§ **Set task**:
Go through the data below. List every line that holds the word "color".

**** Task data ****

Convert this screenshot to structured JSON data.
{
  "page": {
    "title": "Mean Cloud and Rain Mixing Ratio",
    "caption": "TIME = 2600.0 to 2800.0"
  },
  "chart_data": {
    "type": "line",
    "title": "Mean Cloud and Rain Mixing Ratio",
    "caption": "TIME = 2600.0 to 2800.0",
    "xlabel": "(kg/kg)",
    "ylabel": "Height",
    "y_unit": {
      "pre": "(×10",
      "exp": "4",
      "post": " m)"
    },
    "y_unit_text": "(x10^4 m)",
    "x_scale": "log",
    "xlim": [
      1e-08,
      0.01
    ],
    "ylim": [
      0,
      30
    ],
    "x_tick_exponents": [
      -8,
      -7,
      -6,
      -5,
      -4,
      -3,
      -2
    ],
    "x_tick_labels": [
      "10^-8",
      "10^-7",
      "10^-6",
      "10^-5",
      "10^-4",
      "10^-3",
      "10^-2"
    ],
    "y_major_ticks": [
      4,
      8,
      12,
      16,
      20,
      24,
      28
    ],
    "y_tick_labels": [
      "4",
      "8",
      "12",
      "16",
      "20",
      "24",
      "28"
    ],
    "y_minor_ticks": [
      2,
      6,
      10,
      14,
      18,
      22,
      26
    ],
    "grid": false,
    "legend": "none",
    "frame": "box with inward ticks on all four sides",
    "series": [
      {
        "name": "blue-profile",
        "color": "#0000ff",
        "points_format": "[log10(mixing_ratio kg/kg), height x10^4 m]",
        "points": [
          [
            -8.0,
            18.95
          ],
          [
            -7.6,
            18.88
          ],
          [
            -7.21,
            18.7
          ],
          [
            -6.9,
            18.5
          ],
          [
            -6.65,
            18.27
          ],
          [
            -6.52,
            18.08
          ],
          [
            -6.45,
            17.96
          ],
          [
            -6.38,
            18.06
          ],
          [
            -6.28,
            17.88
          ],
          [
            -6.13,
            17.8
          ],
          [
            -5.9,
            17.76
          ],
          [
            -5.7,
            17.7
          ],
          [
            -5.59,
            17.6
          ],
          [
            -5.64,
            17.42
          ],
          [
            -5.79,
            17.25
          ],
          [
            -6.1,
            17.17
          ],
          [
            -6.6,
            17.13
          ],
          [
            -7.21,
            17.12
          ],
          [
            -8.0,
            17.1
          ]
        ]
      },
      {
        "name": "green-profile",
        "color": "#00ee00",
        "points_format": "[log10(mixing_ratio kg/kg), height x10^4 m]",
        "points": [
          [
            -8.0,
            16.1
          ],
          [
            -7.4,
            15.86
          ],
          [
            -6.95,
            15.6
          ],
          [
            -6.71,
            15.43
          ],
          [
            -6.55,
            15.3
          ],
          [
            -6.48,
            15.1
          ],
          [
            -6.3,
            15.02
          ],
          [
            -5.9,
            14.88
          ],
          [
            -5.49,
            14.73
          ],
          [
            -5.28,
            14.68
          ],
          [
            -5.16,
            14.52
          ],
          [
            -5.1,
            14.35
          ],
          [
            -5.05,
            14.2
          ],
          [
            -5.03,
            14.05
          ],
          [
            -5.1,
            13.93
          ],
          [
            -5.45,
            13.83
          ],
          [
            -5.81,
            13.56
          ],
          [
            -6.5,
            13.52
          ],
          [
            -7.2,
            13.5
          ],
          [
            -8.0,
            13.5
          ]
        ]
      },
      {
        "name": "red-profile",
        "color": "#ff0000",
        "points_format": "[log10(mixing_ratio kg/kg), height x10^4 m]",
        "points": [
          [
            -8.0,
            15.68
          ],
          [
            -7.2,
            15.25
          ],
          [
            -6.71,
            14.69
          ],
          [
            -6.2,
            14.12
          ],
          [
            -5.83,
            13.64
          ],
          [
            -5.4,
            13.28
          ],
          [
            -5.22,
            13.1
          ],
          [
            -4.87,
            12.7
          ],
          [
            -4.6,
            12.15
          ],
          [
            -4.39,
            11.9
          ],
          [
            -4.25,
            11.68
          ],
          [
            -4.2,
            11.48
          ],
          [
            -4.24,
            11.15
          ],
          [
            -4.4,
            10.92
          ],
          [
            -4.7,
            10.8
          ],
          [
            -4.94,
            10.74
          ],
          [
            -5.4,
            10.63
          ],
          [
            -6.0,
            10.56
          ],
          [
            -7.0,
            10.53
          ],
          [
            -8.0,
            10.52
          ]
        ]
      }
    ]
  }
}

****

§ **Answer to the problem**:
        "color": "#0000ff",
        "color": "#00ee00",
        "color": "#ff0000",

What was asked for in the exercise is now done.